SET EXERCISE
Select every line containing the word "зерновому" from the material, and copy those lines.

— BEGIN DATASET RECORDS —

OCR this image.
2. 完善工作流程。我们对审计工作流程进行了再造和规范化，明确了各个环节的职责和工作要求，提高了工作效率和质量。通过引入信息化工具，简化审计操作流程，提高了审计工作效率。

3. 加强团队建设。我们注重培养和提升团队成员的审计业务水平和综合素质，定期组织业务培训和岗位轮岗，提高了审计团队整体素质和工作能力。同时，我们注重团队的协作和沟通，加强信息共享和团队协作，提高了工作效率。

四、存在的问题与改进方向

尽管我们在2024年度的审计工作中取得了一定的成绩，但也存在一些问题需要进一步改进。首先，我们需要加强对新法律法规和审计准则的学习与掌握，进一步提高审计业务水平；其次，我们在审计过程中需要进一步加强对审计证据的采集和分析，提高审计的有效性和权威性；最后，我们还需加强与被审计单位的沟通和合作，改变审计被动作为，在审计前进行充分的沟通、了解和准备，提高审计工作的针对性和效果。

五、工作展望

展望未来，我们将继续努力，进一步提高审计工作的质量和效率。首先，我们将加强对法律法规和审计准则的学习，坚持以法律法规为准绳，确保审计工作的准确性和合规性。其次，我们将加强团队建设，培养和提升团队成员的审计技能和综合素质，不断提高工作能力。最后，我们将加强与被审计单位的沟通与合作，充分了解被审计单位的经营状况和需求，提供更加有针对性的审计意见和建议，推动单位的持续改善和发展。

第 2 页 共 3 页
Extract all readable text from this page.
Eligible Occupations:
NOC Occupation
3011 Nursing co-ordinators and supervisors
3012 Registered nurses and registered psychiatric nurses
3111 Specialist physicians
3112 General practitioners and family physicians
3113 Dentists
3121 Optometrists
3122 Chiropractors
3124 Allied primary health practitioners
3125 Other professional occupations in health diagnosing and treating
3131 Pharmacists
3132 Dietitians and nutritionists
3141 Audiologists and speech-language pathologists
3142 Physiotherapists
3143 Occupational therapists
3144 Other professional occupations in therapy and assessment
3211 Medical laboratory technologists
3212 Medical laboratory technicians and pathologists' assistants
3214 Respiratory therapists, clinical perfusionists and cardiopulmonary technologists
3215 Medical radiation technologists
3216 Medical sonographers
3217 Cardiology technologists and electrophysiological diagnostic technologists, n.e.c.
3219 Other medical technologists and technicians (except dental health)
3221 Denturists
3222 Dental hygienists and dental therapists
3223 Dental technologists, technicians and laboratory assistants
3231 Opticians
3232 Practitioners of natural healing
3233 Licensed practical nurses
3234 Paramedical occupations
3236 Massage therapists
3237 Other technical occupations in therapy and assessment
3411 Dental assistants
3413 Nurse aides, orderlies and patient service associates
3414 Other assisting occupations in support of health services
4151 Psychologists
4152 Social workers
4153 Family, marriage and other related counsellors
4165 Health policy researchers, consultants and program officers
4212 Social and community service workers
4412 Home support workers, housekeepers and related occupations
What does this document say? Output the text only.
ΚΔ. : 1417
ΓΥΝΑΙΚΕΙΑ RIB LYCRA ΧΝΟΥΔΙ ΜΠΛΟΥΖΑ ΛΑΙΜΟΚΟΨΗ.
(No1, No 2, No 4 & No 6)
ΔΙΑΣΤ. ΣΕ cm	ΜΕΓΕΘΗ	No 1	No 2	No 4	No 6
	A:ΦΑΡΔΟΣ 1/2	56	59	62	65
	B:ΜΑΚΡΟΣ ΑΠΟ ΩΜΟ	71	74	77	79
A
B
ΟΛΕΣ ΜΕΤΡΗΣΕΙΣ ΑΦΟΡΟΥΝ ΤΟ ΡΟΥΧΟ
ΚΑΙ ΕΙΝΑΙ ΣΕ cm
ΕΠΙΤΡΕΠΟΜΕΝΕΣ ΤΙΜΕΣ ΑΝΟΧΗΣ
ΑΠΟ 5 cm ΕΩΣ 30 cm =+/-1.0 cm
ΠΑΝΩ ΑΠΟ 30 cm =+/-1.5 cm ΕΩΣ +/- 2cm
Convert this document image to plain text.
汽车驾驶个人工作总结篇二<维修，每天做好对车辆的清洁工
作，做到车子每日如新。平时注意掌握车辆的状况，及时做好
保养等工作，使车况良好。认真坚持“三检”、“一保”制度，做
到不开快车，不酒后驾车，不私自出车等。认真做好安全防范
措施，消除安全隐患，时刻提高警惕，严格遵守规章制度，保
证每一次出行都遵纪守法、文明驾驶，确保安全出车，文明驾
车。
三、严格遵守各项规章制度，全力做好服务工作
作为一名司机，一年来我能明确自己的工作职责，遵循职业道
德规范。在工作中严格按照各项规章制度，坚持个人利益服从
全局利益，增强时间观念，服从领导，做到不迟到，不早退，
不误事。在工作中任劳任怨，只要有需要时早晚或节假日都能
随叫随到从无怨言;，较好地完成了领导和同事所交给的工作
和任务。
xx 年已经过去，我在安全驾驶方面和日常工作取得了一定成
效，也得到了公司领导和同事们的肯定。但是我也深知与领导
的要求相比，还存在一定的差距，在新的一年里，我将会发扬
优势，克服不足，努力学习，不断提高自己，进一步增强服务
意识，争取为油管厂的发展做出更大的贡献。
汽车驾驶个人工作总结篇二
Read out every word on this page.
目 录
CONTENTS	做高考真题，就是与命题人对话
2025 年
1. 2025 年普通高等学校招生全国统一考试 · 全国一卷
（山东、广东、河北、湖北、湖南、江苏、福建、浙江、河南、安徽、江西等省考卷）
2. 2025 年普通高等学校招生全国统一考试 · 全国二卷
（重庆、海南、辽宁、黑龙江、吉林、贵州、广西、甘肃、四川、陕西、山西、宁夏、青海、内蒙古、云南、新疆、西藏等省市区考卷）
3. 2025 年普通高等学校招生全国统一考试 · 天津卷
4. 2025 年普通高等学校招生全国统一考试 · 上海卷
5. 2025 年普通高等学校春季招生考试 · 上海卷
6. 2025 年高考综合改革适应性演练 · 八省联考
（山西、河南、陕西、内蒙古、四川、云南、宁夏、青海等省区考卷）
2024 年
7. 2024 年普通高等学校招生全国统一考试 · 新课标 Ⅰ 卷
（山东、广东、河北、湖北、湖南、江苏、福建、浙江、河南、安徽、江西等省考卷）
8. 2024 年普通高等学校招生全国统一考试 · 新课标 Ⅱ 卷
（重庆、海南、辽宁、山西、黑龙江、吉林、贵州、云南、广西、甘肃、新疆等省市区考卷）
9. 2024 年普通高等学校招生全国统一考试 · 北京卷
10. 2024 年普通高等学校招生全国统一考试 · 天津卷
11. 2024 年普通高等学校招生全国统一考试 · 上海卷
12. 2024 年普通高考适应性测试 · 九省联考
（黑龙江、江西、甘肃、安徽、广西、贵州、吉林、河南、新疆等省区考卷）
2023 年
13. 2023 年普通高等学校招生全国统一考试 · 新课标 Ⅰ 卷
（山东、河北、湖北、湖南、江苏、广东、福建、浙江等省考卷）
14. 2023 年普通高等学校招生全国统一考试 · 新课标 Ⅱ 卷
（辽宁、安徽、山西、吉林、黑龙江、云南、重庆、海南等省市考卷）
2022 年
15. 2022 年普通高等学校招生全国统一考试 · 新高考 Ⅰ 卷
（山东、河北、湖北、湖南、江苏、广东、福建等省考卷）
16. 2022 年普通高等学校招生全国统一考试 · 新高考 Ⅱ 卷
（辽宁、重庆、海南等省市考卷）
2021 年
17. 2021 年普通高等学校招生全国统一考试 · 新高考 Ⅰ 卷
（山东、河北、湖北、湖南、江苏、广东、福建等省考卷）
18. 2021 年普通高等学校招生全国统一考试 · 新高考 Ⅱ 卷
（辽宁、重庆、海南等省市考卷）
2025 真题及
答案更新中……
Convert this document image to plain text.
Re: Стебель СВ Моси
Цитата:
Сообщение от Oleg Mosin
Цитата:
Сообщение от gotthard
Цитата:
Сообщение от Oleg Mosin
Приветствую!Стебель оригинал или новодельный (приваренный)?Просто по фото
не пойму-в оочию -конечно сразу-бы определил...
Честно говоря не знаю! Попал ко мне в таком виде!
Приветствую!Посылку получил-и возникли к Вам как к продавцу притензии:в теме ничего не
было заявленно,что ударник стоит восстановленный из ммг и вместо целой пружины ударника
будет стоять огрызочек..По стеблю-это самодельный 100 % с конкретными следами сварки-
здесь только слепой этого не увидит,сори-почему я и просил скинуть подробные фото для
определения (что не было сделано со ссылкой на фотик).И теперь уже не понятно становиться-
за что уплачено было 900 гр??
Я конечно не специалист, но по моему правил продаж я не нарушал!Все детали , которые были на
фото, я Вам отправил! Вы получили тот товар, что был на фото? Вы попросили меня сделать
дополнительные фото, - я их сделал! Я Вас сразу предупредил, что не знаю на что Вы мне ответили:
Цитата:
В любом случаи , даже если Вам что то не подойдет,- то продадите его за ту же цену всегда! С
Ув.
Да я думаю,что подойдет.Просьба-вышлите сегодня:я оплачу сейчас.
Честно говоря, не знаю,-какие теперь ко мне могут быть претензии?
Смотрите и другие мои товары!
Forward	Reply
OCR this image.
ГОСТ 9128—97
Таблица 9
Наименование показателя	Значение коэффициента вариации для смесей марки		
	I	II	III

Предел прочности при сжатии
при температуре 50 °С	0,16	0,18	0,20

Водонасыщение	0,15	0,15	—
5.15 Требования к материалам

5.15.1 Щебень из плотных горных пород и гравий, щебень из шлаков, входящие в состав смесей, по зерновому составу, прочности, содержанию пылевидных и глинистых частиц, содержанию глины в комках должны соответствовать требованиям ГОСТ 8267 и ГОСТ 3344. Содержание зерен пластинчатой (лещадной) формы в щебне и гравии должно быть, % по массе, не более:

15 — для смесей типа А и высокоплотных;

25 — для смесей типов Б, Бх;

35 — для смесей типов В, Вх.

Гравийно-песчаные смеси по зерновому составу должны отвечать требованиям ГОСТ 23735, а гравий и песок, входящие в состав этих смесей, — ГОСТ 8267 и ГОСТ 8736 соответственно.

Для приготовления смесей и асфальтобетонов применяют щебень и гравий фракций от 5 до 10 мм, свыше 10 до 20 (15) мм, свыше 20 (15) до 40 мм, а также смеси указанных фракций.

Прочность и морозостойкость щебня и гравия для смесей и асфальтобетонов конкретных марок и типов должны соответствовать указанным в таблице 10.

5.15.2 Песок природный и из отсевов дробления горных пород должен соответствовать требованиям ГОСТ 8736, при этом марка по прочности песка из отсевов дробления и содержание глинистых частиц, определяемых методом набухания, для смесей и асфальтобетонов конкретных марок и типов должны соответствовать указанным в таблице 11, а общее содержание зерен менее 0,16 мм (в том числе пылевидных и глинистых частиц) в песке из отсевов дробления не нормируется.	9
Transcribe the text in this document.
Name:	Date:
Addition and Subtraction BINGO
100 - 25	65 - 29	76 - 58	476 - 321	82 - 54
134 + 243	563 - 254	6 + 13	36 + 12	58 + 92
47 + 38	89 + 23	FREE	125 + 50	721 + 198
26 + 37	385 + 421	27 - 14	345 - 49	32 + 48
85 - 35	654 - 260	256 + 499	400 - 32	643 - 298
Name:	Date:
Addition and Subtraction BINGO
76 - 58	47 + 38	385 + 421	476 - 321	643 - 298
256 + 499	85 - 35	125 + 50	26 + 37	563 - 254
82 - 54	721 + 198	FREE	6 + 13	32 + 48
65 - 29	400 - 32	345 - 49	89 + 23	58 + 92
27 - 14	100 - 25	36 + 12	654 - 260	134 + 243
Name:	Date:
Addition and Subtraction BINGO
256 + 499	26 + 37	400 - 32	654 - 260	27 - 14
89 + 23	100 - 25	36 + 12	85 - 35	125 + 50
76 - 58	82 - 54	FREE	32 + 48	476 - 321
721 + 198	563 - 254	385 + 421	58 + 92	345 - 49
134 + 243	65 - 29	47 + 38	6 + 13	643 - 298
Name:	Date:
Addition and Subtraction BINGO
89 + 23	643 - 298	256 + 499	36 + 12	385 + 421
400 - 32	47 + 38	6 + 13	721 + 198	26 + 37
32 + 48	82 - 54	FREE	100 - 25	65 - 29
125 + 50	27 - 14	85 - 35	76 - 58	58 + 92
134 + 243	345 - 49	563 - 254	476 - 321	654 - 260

— END DATASET RECORDS —

THE COMPLETED TASK
5.15.1 Щебень из плотных горных пород и гравий, щебень из шлаков, входящие в состав смесей, по зерновому составу, прочности, содержанию пылевидных и глинистых частиц, содержанию глины в комках должны соответствовать требованиям ГОСТ 8267 и ГОСТ 3344. Содержание зерен пластинчатой (лещадной) формы в щебне и гравии должно быть, % по массе, не более:
Гравийно-песчаные смеси по зерновому составу должны отвечать требованиям ГОСТ 23735, а гравий и песок, входящие в состав этих смесей, — ГОСТ 8267 и ГОСТ 8736 соответственно.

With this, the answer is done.